▶ REQUIREMENTS:
Write out the entries below line for line, without changing anything, but leave out the pictures.

■ ■ ■ ■ ■ ■ ■

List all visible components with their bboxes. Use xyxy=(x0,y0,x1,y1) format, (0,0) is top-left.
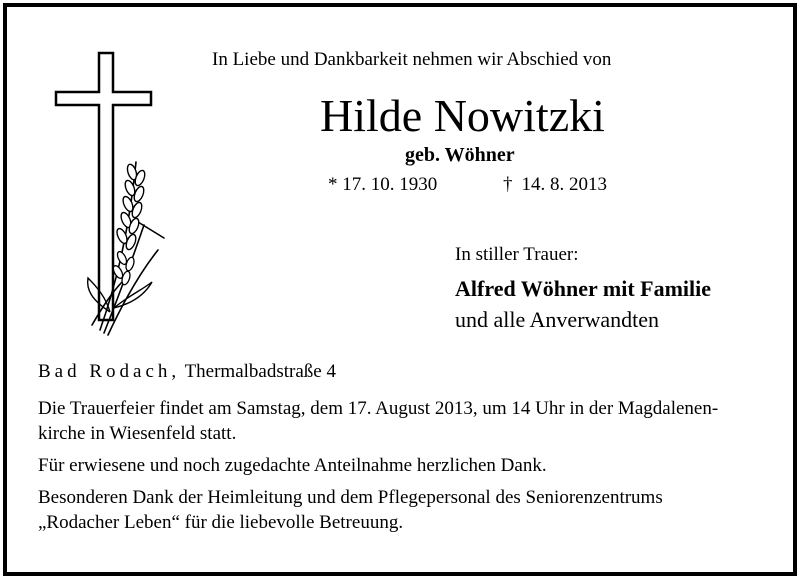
deceased-name: Hilde Nowitzki xyxy=(320,90,605,141)
special-thanks-line-2: „Rodacher Leben“ für die liebevolle Betreuung. xyxy=(38,512,404,533)
address-city: Bad Rodach, xyxy=(38,361,181,382)
address-street: Thermalbadstraße 4 xyxy=(180,361,336,382)
birth-date: * 17. 10. 1930 xyxy=(328,174,438,195)
special-thanks-line-1: Besonderen Dank der Heimleitung und dem Pflegepersonal des Seniorenzentrums xyxy=(38,487,663,508)
address xyxy=(38,361,336,383)
thanks-paragraph xyxy=(38,453,768,478)
cross-with-wheat-icon xyxy=(52,50,172,340)
funeral-paragraph xyxy=(38,396,768,446)
maiden-name: geb. Wöhner xyxy=(405,144,515,166)
funeral-line-1: Die Trauerfeier findet am Samstag, dem 17. August 2013, um 14 Uhr in der Magdalenen- xyxy=(38,398,719,419)
dagger-symbol: † xyxy=(503,174,513,195)
funeral-line-2: kirche in Wiesenfeld statt. xyxy=(38,423,237,444)
death-date-line xyxy=(503,174,607,196)
special-thanks-paragraph xyxy=(38,485,768,535)
intro-text: In Liebe und Dankbarkeit nehmen wir Abschied von xyxy=(212,49,612,70)
family-name: Alfred Wöhner mit Familie xyxy=(455,276,712,301)
relatives-text: und alle Anverwandten xyxy=(455,307,660,332)
mourning-label: In stiller Trauer: xyxy=(455,244,579,265)
death-date: 14. 8. 2013 xyxy=(521,174,607,195)
thanks-line: Für erwiesene und noch zugedachte Anteilnahme herzlichen Dank. xyxy=(38,455,547,476)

■ ■ ■ ■ ■ ■ ■

▶ THE COMPLETED TASK:
List all visible components with their bboxes. Use xyxy=(x0,y0,x1,y1) format, (0,0) is top-left.
deceased-name: Hilde Nowitzki xyxy=(320,90,605,141)
special-thanks-line-2: „Rodacher Leben“ für die liebevolle Betreuung. xyxy=(38,512,404,533)
address-city: Bad Rodach, xyxy=(38,361,181,382)
address-street: Thermalbadstraße 4 xyxy=(180,361,336,382)
birth-date: * 17. 10. 1930 xyxy=(328,174,438,195)
special-thanks-line-1: Besonderen Dank der Heimleitung und dem Pflegepersonal des Seniorenzentrums xyxy=(38,487,663,508)
address xyxy=(38,361,336,383)
thanks-paragraph xyxy=(38,453,768,478)
cross-with-wheat-icon xyxy=(52,50,172,340)
funeral-paragraph xyxy=(38,396,768,446)
maiden-name: geb. Wöhner xyxy=(405,144,515,166)
funeral-line-1: Die Trauerfeier findet am Samstag, dem 17. August 2013, um 14 Uhr in der Magdalenen- xyxy=(38,398,719,419)
dagger-symbol: † xyxy=(503,174,513,195)
funeral-line-2: kirche in Wiesenfeld statt. xyxy=(38,423,237,444)
death-date-line xyxy=(503,174,607,196)
special-thanks-paragraph xyxy=(38,485,768,535)
intro-text: In Liebe und Dankbarkeit nehmen wir Abschied von xyxy=(212,49,612,70)
family-name: Alfred Wöhner mit Familie xyxy=(455,276,712,301)
relatives-text: und alle Anverwandten xyxy=(455,307,660,332)
mourning-label: In stiller Trauer: xyxy=(455,244,579,265)
death-date: 14. 8. 2013 xyxy=(521,174,607,195)
thanks-line: Für erwiesene und noch zugedachte Anteilnahme herzlichen Dank. xyxy=(38,455,547,476)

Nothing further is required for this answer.